:: INSTRUCTIONS FOR THE TASK ::
Determine the count of lines holding the string "title". Return only the number.

:: DATA FOR THE TASK ::
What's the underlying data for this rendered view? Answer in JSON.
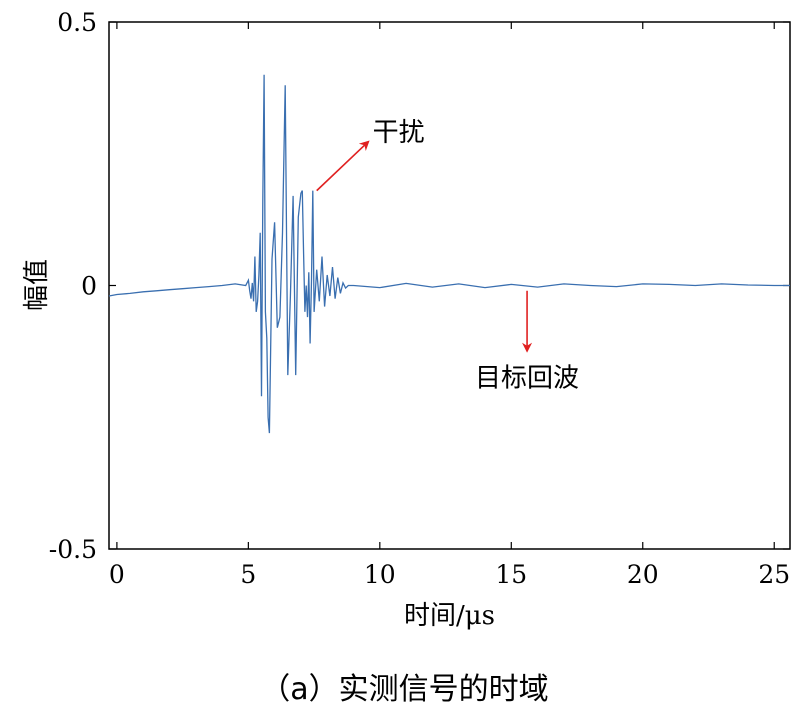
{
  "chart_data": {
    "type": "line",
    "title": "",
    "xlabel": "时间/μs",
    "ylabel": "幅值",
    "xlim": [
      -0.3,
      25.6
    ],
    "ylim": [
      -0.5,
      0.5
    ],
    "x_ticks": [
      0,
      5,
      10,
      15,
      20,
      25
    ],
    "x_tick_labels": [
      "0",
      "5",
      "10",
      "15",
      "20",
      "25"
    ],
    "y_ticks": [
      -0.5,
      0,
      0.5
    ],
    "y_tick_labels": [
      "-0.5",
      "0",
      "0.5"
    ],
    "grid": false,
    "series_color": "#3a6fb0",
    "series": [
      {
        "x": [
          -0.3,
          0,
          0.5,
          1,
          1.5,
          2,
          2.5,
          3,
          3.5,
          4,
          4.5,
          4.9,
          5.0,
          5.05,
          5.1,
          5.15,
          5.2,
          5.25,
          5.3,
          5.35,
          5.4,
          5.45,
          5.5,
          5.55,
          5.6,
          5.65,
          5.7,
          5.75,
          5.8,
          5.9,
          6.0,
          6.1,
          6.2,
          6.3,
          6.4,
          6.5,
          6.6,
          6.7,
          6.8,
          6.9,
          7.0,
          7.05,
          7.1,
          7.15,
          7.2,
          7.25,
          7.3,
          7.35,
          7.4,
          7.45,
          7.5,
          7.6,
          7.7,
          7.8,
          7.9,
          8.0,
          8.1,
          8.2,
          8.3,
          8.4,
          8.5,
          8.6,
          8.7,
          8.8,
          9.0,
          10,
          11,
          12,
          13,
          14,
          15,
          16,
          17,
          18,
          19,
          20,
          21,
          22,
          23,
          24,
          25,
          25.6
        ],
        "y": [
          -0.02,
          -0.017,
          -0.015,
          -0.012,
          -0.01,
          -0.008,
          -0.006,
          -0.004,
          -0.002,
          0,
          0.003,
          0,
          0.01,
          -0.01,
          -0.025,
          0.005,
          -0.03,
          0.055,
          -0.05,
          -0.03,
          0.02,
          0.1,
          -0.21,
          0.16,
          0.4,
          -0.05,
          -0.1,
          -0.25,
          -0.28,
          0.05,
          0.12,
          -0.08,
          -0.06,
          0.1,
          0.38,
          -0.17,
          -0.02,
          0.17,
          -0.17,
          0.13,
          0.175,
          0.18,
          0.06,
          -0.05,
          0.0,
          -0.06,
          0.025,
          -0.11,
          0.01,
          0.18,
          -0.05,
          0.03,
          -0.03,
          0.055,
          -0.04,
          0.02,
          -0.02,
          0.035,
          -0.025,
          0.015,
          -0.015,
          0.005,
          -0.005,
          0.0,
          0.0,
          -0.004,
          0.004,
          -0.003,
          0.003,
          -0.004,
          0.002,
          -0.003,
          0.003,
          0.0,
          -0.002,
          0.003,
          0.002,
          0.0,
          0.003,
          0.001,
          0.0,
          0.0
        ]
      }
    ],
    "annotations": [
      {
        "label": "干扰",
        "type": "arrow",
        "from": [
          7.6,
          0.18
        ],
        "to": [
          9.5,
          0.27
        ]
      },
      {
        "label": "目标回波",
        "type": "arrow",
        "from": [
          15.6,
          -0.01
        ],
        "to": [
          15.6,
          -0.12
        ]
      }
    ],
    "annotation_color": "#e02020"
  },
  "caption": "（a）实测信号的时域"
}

--

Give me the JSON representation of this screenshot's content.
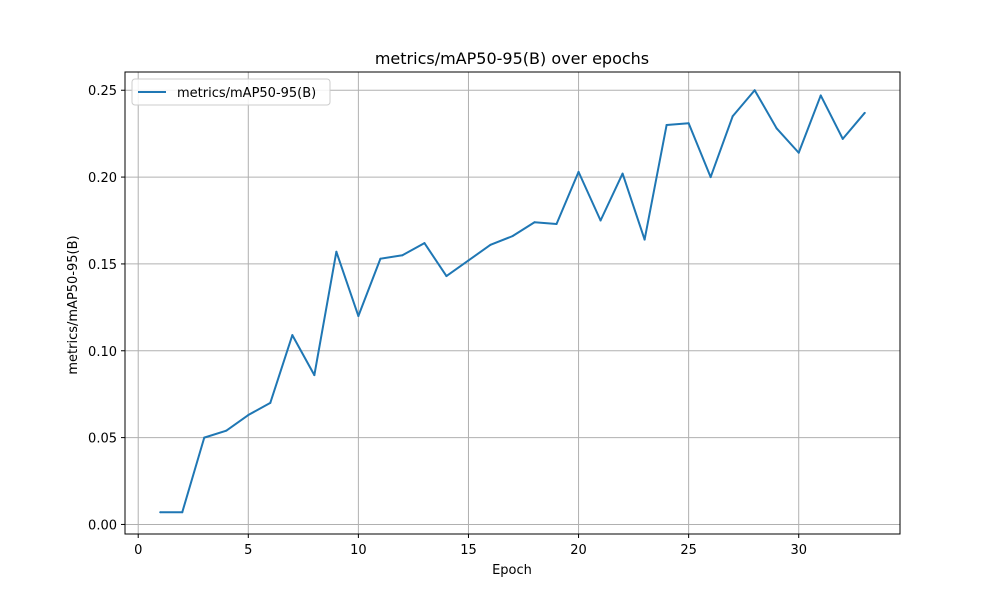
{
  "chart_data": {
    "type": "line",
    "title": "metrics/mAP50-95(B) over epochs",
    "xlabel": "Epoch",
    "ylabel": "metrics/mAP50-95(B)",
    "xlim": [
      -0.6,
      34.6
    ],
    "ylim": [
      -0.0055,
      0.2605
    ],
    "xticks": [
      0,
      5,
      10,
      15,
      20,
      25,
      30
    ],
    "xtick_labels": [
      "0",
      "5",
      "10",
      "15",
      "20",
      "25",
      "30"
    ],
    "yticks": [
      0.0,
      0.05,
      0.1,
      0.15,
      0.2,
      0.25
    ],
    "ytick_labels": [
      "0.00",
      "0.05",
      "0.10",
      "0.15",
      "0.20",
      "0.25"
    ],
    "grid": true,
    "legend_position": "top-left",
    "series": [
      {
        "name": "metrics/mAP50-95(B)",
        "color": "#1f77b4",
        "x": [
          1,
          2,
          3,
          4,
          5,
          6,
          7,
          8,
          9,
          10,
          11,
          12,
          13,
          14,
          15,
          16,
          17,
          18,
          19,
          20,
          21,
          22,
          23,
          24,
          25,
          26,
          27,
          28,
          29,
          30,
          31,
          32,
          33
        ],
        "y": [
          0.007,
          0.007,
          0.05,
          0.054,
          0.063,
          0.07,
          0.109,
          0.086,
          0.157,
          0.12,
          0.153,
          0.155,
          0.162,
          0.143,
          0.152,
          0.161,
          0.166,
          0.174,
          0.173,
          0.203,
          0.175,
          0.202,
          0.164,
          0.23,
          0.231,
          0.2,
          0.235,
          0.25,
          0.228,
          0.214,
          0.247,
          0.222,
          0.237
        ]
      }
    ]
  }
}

:: RIGHT ANSWER ::
2